- Given request
Quote verbatim the portion of the entries below that opens with the line containing "Patent image size: (906, 561)." and closes with the final line of the entries, including both of those lines.

- Records provided
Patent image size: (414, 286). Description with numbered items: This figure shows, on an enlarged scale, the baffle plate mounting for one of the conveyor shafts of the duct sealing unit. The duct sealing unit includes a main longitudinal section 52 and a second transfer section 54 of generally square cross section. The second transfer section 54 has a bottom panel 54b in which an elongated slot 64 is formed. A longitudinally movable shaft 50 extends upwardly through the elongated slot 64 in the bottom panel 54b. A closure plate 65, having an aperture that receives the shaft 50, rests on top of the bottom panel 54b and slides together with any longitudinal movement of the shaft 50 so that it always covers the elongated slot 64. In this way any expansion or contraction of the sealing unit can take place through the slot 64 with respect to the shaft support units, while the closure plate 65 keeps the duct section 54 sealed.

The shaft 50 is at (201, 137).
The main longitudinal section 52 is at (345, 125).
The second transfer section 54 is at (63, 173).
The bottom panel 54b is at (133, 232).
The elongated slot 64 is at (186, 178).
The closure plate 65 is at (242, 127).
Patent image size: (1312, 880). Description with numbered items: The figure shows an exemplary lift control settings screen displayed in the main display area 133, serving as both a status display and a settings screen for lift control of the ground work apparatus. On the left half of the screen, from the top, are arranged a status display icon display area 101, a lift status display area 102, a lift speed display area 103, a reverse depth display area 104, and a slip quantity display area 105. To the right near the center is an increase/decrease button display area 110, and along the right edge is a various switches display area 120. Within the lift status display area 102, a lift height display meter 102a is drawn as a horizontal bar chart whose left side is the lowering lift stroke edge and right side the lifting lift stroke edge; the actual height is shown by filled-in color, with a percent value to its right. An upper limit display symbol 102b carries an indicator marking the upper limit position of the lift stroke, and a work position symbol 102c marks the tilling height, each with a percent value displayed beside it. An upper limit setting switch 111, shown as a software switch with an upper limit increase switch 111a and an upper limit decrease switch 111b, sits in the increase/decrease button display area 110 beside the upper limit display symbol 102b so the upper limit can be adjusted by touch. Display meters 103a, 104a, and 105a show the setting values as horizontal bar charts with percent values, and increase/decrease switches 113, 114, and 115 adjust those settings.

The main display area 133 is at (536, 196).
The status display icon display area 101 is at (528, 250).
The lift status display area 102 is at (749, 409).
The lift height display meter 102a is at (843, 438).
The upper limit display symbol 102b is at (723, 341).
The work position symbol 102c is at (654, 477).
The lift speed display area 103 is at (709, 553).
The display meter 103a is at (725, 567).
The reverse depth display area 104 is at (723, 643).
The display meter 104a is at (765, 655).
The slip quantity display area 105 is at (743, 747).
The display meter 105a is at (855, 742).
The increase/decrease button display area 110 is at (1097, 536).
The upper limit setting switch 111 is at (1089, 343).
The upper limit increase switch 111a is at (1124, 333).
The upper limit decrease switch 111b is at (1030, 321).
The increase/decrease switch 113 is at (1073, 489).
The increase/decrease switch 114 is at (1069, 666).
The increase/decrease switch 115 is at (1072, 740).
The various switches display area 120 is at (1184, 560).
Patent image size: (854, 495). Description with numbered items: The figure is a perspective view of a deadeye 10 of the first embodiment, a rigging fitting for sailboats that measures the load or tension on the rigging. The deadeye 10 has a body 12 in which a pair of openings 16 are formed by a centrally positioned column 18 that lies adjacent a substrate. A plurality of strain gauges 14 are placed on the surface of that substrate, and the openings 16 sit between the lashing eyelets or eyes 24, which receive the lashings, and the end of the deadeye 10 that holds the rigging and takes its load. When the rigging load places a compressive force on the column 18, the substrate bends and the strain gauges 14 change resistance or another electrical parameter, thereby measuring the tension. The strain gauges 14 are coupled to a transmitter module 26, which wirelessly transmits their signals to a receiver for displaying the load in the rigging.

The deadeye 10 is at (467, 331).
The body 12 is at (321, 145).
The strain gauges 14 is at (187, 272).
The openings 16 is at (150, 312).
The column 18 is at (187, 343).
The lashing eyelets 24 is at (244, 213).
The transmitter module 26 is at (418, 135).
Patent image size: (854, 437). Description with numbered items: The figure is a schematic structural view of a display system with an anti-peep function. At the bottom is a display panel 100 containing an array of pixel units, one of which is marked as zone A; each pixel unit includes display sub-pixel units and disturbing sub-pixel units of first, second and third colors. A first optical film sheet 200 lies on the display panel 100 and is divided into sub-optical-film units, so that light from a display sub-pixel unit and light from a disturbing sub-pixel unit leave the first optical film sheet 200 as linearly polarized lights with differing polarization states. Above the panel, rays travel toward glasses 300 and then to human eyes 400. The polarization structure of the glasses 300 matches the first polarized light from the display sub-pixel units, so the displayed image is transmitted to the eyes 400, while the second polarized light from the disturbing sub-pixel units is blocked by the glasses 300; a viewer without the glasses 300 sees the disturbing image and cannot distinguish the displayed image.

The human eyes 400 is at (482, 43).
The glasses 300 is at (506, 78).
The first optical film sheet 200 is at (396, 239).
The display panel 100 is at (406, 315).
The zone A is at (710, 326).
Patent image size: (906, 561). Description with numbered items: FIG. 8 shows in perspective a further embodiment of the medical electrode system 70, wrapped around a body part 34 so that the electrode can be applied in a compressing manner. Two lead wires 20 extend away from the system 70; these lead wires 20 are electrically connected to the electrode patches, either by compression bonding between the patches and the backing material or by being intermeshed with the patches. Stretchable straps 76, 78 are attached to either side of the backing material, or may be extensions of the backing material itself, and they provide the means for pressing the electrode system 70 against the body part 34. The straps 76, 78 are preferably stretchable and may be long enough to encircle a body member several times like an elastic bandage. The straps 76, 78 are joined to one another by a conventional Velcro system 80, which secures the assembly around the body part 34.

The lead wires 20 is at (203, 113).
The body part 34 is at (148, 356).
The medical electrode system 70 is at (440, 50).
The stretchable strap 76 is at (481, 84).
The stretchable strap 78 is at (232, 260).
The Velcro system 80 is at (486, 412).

- Response to the exercise
Patent image size: (906, 561). Description with numbered items: FIG. 8 shows in perspective a further embodiment of the medical electrode system 70, wrapped around a body part 34 so that the electrode can be applied in a compressing manner. Two lead wires 20 extend away from the system 70; these lead wires 20 are electrically connected to the electrode patches, either by compression bonding between the patches and the backing material or by being intermeshed with the patches. Stretchable straps 76, 78 are attached to either side of the backing material, or may be extensions of the backing material itself, and they provide the means for pressing the electrode system 70 against the body part 34. The straps 76, 78 are preferably stretchable and may be long enough to encircle a body member several times like an elastic bandage. The straps 76, 78 are joined to one another by a conventional Velcro system 80, which secures the assembly around the body part 34.

The lead wires 20 is at (203, 113).
The body part 34 is at (148, 356).
The medical electrode system 70 is at (440, 50).
The stretchable strap 76 is at (481, 84).
The stretchable strap 78 is at (232, 260).
The Velcro system 80 is at (486, 412).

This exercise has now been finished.